** Begin DATA FOR THE TASK **

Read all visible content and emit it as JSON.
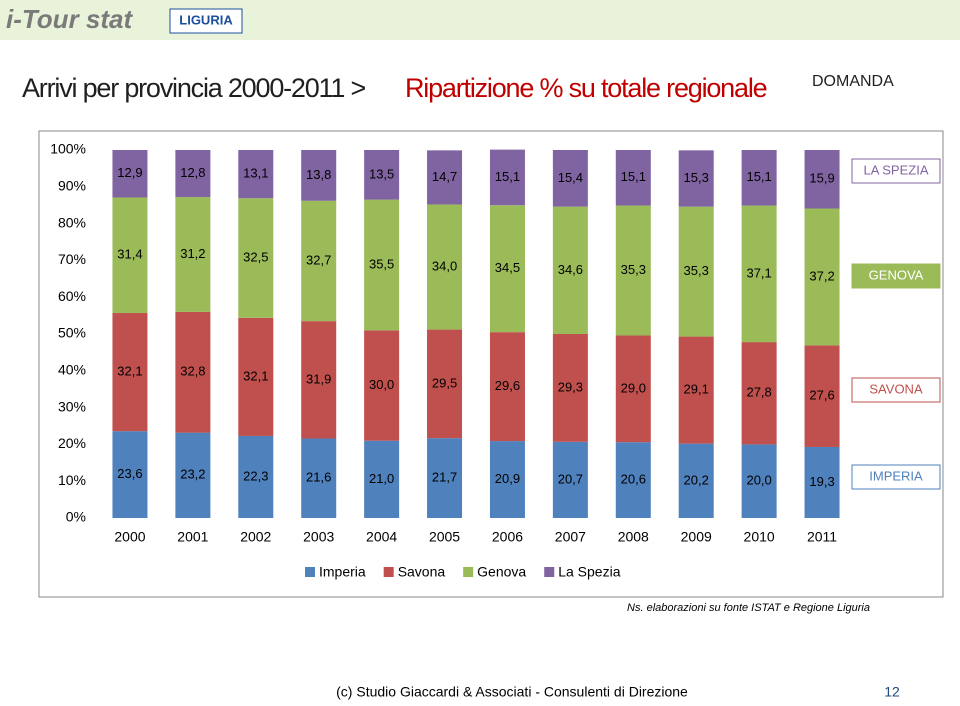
{
  "header": {
    "logo": "i-Tour stat",
    "region": "LIGURIA",
    "title_main": "Arrivi per provincia  2000-2011 >",
    "title_highlight": "Ripartizione % su totale regionale",
    "section": "DOMANDA"
  },
  "chart_data": {
    "type": "stacked_bar",
    "categories": [
      "2000",
      "2001",
      "2002",
      "2003",
      "2004",
      "2005",
      "2006",
      "2007",
      "2008",
      "2009",
      "2010",
      "2011"
    ],
    "series": [
      {
        "name": "Imperia",
        "color": "#4f81bd",
        "values": [
          23.6,
          23.2,
          22.3,
          21.6,
          21.0,
          21.7,
          20.9,
          20.7,
          20.6,
          20.2,
          20.0,
          19.3
        ],
        "value_labels": [
          "23,6",
          "23,2",
          "22,3",
          "21,6",
          "21,0",
          "21,7",
          "20,9",
          "20,7",
          "20,6",
          "20,2",
          "20,0",
          "19,3"
        ]
      },
      {
        "name": "Savona",
        "color": "#c0504d",
        "values": [
          32.1,
          32.8,
          32.1,
          31.9,
          30.0,
          29.5,
          29.6,
          29.3,
          29.0,
          29.1,
          27.8,
          27.6
        ],
        "value_labels": [
          "32,1",
          "32,8",
          "32,1",
          "31,9",
          "30,0",
          "29,5",
          "29,6",
          "29,3",
          "29,0",
          "29,1",
          "27,8",
          "27,6"
        ]
      },
      {
        "name": "Genova",
        "color": "#9bbb59",
        "values": [
          31.4,
          31.2,
          32.5,
          32.7,
          35.5,
          34.0,
          34.5,
          34.6,
          35.3,
          35.3,
          37.1,
          37.2
        ],
        "value_labels": [
          "31,4",
          "31,2",
          "32,5",
          "32,7",
          "35,5",
          "34,0",
          "34,5",
          "34,6",
          "35,3",
          "35,3",
          "37,1",
          "37,2"
        ]
      },
      {
        "name": "La Spezia",
        "color": "#8064a2",
        "values": [
          12.9,
          12.8,
          13.1,
          13.8,
          13.5,
          14.7,
          15.1,
          15.4,
          15.1,
          15.3,
          15.1,
          15.9
        ],
        "value_labels": [
          "12,9",
          "12,8",
          "13,1",
          "13,8",
          "13,5",
          "14,7",
          "15,1",
          "15,4",
          "15,1",
          "15,3",
          "15,1",
          "15,9"
        ]
      }
    ],
    "ylim": [
      0,
      100
    ],
    "yticks": [
      {
        "value": 0,
        "label": "0%"
      },
      {
        "value": 10,
        "label": "10%"
      },
      {
        "value": 20,
        "label": "20%"
      },
      {
        "value": 30,
        "label": "30%"
      },
      {
        "value": 40,
        "label": "40%"
      },
      {
        "value": 50,
        "label": "50%"
      },
      {
        "value": 60,
        "label": "60%"
      },
      {
        "value": 70,
        "label": "70%"
      },
      {
        "value": 80,
        "label": "80%"
      },
      {
        "value": 90,
        "label": "90%"
      },
      {
        "value": 100,
        "label": "100%"
      }
    ],
    "legend": "bottom",
    "side_labels": [
      "LA SPEZIA",
      "GENOVA",
      "SAVONA",
      "IMPERIA"
    ]
  },
  "note": "Ns. elaborazioni su fonte ISTAT e Regione Liguria",
  "footer": {
    "credit": "(c) Studio Giaccardi & Associati - Consulenti di Direzione",
    "page": "12"
  }
}
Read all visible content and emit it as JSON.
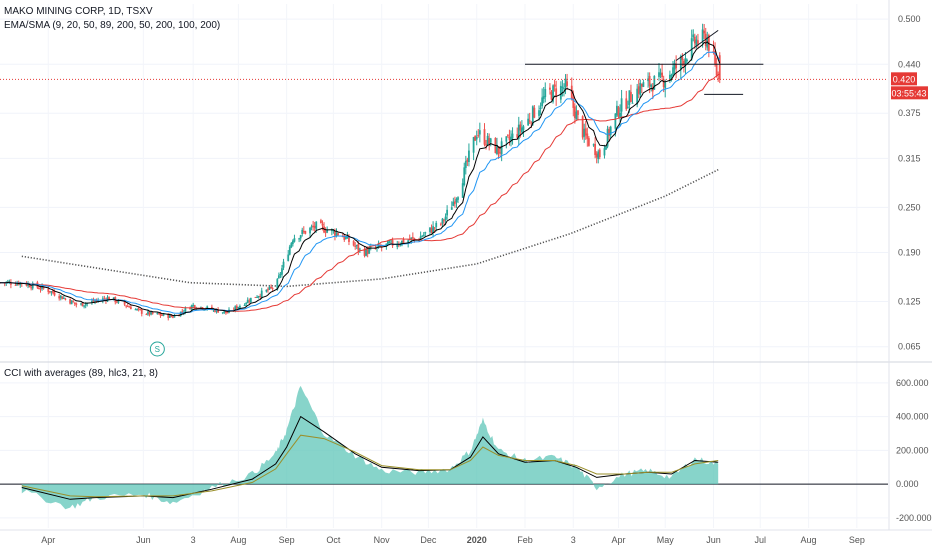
{
  "header": {
    "symbol_title": "MAKO MINING CORP, 1D, TSXV",
    "ma_legend": "EMA/SMA (9, 20, 50, 89, 200, 50, 200, 100, 200)",
    "cci_legend": "CCI with averages (89, hlc3, 21, 8)"
  },
  "colors": {
    "up_candle": "#26a69a",
    "down_candle": "#ef5350",
    "ema_fast": "#000000",
    "ema_mid": "#2196f3",
    "sma_red": "#e53935",
    "sma_200": "#555555",
    "cci_fill": "#5fc6b8",
    "price_badge": "#e53935",
    "last_price_line": "#e53935"
  },
  "price_badge": {
    "price": "0.420",
    "countdown": "03:55:43"
  },
  "chart_data": [
    {
      "type": "candlestick",
      "title": "MAKO MINING CORP, 1D, TSXV",
      "ylim": [
        0.05,
        0.52
      ],
      "y_ticks": [
        "0.500",
        "0.440",
        "0.375",
        "0.315",
        "0.250",
        "0.190",
        "0.125",
        "0.065"
      ],
      "x_ticks": [
        "Apr",
        "Jun",
        "3",
        "Aug",
        "Sep",
        "Oct",
        "Nov",
        "Dec",
        "2020",
        "Feb",
        "3",
        "Apr",
        "May",
        "Jun",
        "Jul",
        "Aug",
        "Sep"
      ],
      "x_tick_date_labels": [
        "2019-04",
        "2019-06",
        "2019-07-03",
        "2019-08",
        "2019-09",
        "2019-10",
        "2019-11",
        "2019-12",
        "2020-01",
        "2020-02",
        "2020-03-03",
        "2020-04",
        "2020-05",
        "2020-06",
        "2020-07",
        "2020-08",
        "2020-09"
      ],
      "close_anchors": [
        [
          "2019-03-15",
          0.15
        ],
        [
          "2019-04-01",
          0.14
        ],
        [
          "2019-04-20",
          0.12
        ],
        [
          "2019-05-10",
          0.13
        ],
        [
          "2019-06-01",
          0.11
        ],
        [
          "2019-06-20",
          0.105
        ],
        [
          "2019-07-03",
          0.12
        ],
        [
          "2019-07-25",
          0.11
        ],
        [
          "2019-08-10",
          0.13
        ],
        [
          "2019-08-25",
          0.145
        ],
        [
          "2019-09-05",
          0.21
        ],
        [
          "2019-09-20",
          0.225
        ],
        [
          "2019-10-05",
          0.215
        ],
        [
          "2019-10-20",
          0.19
        ],
        [
          "2019-11-05",
          0.2
        ],
        [
          "2019-11-25",
          0.21
        ],
        [
          "2019-12-10",
          0.23
        ],
        [
          "2019-12-20",
          0.27
        ],
        [
          "2020-01-01",
          0.35
        ],
        [
          "2020-01-15",
          0.325
        ],
        [
          "2020-02-01",
          0.36
        ],
        [
          "2020-02-15",
          0.4
        ],
        [
          "2020-02-27",
          0.41
        ],
        [
          "2020-03-10",
          0.345
        ],
        [
          "2020-03-20",
          0.32
        ],
        [
          "2020-04-01",
          0.38
        ],
        [
          "2020-04-15",
          0.41
        ],
        [
          "2020-04-30",
          0.42
        ],
        [
          "2020-05-10",
          0.44
        ],
        [
          "2020-05-20",
          0.47
        ],
        [
          "2020-05-28",
          0.475
        ],
        [
          "2020-06-04",
          0.42
        ]
      ],
      "series": [
        {
          "name": "EMA 9",
          "color": "#000000"
        },
        {
          "name": "EMA 20",
          "color": "#2196f3"
        },
        {
          "name": "SMA 50",
          "color": "#e53935"
        },
        {
          "name": "SMA 200",
          "color": "#555555",
          "dotted": true,
          "points": [
            [
              "2019-03-15",
              0.185
            ],
            [
              "2019-07-01",
              0.15
            ],
            [
              "2019-09-01",
              0.145
            ],
            [
              "2019-11-01",
              0.155
            ],
            [
              "2020-01-01",
              0.175
            ],
            [
              "2020-03-01",
              0.215
            ],
            [
              "2020-05-01",
              0.265
            ],
            [
              "2020-06-04",
              0.3
            ]
          ]
        }
      ],
      "annotations": [
        {
          "type": "hline",
          "price": 0.44,
          "from": "2020-02-01",
          "to": "2020-07-03"
        },
        {
          "type": "hline",
          "price": 0.4,
          "from": "2020-05-26",
          "to": "2020-06-20"
        },
        {
          "type": "trendline",
          "from": [
            "2020-05-08",
            0.445
          ],
          "to": [
            "2020-06-04",
            0.485
          ]
        },
        {
          "type": "last_price_line",
          "price": 0.42
        },
        {
          "type": "event_marker",
          "label": "S",
          "date": "2019-06-10"
        }
      ]
    },
    {
      "type": "area",
      "title": "CCI with averages (89, hlc3, 21, 8)",
      "ylim": [
        -260,
        700
      ],
      "y_ticks": [
        "600.000",
        "400.000",
        "200.000",
        "0.000",
        "-200.000"
      ],
      "x": [
        "2019-03-15",
        "2019-04-15",
        "2019-05-01",
        "2019-06-01",
        "2019-06-20",
        "2019-07-15",
        "2019-08-10",
        "2019-08-25",
        "2019-09-01",
        "2019-09-10",
        "2019-09-25",
        "2019-10-15",
        "2019-11-01",
        "2019-11-25",
        "2019-12-15",
        "2019-12-28",
        "2020-01-05",
        "2020-01-15",
        "2020-02-01",
        "2020-02-20",
        "2020-03-05",
        "2020-03-18",
        "2020-04-05",
        "2020-04-20",
        "2020-05-05",
        "2020-05-20",
        "2020-06-04"
      ],
      "series": [
        {
          "name": "CCI",
          "color": "#5fc6b8",
          "values": [
            -40,
            -140,
            -80,
            -60,
            -110,
            -20,
            60,
            180,
            320,
            580,
            300,
            170,
            80,
            70,
            90,
            200,
            380,
            200,
            140,
            160,
            100,
            -20,
            60,
            80,
            40,
            150,
            120
          ]
        },
        {
          "name": "CCI avg 21",
          "color": "#000000",
          "values": [
            -20,
            -90,
            -80,
            -70,
            -80,
            -30,
            30,
            120,
            220,
            400,
            310,
            180,
            100,
            80,
            85,
            160,
            280,
            180,
            130,
            140,
            100,
            40,
            60,
            70,
            60,
            140,
            130
          ]
        },
        {
          "name": "CCI avg 8",
          "color": "#9a8f2a",
          "values": [
            -10,
            -70,
            -75,
            -70,
            -70,
            -40,
            10,
            90,
            180,
            290,
            270,
            190,
            110,
            85,
            85,
            140,
            220,
            170,
            140,
            140,
            110,
            60,
            60,
            70,
            70,
            120,
            140
          ]
        }
      ]
    }
  ]
}
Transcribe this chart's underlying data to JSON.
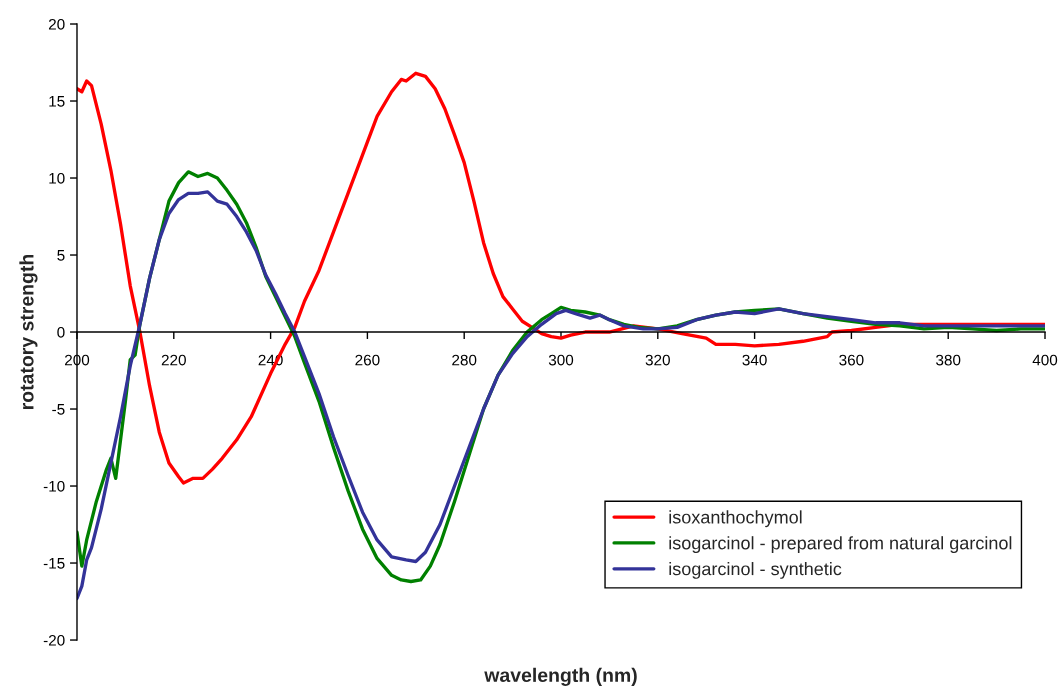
{
  "chart_data": {
    "type": "line",
    "xlabel": "wavelength (nm)",
    "ylabel": "rotatory strength",
    "xlim": [
      200,
      400
    ],
    "xticks": [
      200,
      220,
      240,
      260,
      280,
      300,
      320,
      340,
      360,
      380,
      400
    ],
    "ylim": [
      -20,
      20
    ],
    "yticks": [
      -20,
      -15,
      -10,
      -5,
      0,
      5,
      10,
      15,
      20
    ],
    "grid": false,
    "legend": "bottom right",
    "marker": "none",
    "line_style": "solid",
    "series": [
      {
        "name": "isoxanthochymol",
        "color": "#ff0000",
        "x": [
          200,
          201,
          202,
          203,
          205,
          207,
          209,
          211,
          212,
          213,
          215,
          217,
          219,
          221,
          222,
          224,
          226,
          228,
          230,
          233,
          236,
          240,
          243,
          245,
          247,
          250,
          253,
          256,
          259,
          262,
          265,
          267,
          268,
          270,
          272,
          274,
          276,
          278,
          280,
          282,
          284,
          286,
          288,
          290,
          292,
          294,
          296,
          298,
          300,
          302,
          305,
          310,
          315,
          320,
          325,
          330,
          332,
          336,
          340,
          345,
          350,
          355,
          356,
          360,
          365,
          370,
          375,
          380,
          385,
          390,
          395,
          400
        ],
        "values": [
          15.8,
          15.6,
          16.3,
          16.0,
          13.5,
          10.5,
          7,
          3,
          1.5,
          0,
          -3.5,
          -6.5,
          -8.5,
          -9.4,
          -9.8,
          -9.5,
          -9.5,
          -8.9,
          -8.2,
          -7,
          -5.5,
          -2.7,
          -0.8,
          0.3,
          2,
          4,
          6.5,
          9,
          11.5,
          14,
          15.6,
          16.4,
          16.3,
          16.8,
          16.6,
          15.8,
          14.5,
          12.8,
          11,
          8.5,
          5.8,
          3.8,
          2.3,
          1.5,
          0.7,
          0.3,
          -0.1,
          -0.3,
          -0.4,
          -0.2,
          0,
          0,
          0.4,
          0.2,
          -0.1,
          -0.4,
          -0.8,
          -0.8,
          -0.9,
          -0.8,
          -0.6,
          -0.3,
          0,
          0.1,
          0.3,
          0.5,
          0.5,
          0.5,
          0.5,
          0.5,
          0.5,
          0.5
        ]
      },
      {
        "name": "isogarcinol - prepared from natural garcinol",
        "color": "#008000",
        "x": [
          200,
          201,
          202,
          204,
          206,
          207,
          208,
          209,
          210,
          211,
          212,
          213,
          215,
          217,
          219,
          221,
          223,
          225,
          227,
          229,
          231,
          233,
          235,
          237,
          239,
          241,
          243,
          245,
          247,
          250,
          253,
          256,
          259,
          262,
          265,
          267,
          269,
          271,
          273,
          275,
          278,
          281,
          284,
          287,
          290,
          293,
          296,
          298,
          300,
          302,
          305,
          308,
          310,
          313,
          316,
          320,
          324,
          328,
          332,
          336,
          340,
          345,
          350,
          355,
          360,
          365,
          370,
          375,
          380,
          385,
          390,
          395,
          400
        ],
        "values": [
          -13,
          -15.2,
          -13.5,
          -11,
          -9,
          -8.2,
          -9.5,
          -7,
          -4.5,
          -1.8,
          -1.5,
          0.5,
          3.5,
          6,
          8.5,
          9.7,
          10.4,
          10.1,
          10.3,
          10.0,
          9.2,
          8.3,
          7.1,
          5.5,
          3.6,
          2.3,
          1,
          -0.3,
          -2,
          -4.5,
          -7.5,
          -10.3,
          -12.8,
          -14.7,
          -15.8,
          -16.1,
          -16.2,
          -16.1,
          -15.2,
          -13.8,
          -11,
          -8,
          -5,
          -2.8,
          -1.2,
          0,
          0.8,
          1.2,
          1.6,
          1.4,
          1.3,
          1.1,
          0.8,
          0.5,
          0.3,
          0.2,
          0.4,
          0.8,
          1.1,
          1.3,
          1.4,
          1.5,
          1.2,
          0.9,
          0.7,
          0.5,
          0.4,
          0.2,
          0.3,
          0.2,
          0.1,
          0.2,
          0.2
        ]
      },
      {
        "name": "isogarcinol - synthetic",
        "color": "#333399",
        "x": [
          200,
          201,
          202,
          203,
          205,
          207,
          209,
          211,
          213,
          215,
          217,
          219,
          221,
          223,
          225,
          227,
          229,
          231,
          233,
          235,
          237,
          239,
          241,
          243,
          245,
          247,
          250,
          253,
          256,
          259,
          262,
          265,
          268,
          270,
          272,
          275,
          278,
          281,
          284,
          287,
          290,
          293,
          296,
          299,
          301,
          303,
          306,
          308,
          310,
          313,
          317,
          320,
          324,
          328,
          332,
          336,
          340,
          345,
          350,
          355,
          360,
          365,
          370,
          375,
          380,
          390,
          400
        ],
        "values": [
          -17.3,
          -16.5,
          -14.8,
          -14,
          -11.5,
          -8.5,
          -5.5,
          -2.2,
          0.5,
          3.5,
          6,
          7.7,
          8.6,
          9.0,
          9.0,
          9.1,
          8.5,
          8.3,
          7.5,
          6.5,
          5.3,
          3.7,
          2.5,
          1.2,
          0,
          -1.6,
          -4,
          -6.8,
          -9.3,
          -11.7,
          -13.5,
          -14.6,
          -14.8,
          -14.9,
          -14.3,
          -12.5,
          -10,
          -7.5,
          -5,
          -2.8,
          -1.4,
          -0.3,
          0.5,
          1.2,
          1.4,
          1.2,
          0.9,
          1.1,
          0.8,
          0.4,
          0.2,
          0.2,
          0.3,
          0.8,
          1.1,
          1.3,
          1.2,
          1.5,
          1.2,
          1.0,
          0.8,
          0.6,
          0.6,
          0.4,
          0.4,
          0.4,
          0.4
        ]
      }
    ]
  }
}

** End DATA FOR THE TASK **

- AIM OF THE TASK: Read the data above and count the lines that include "from". Answer only with the count.

- TASK RESULT: 4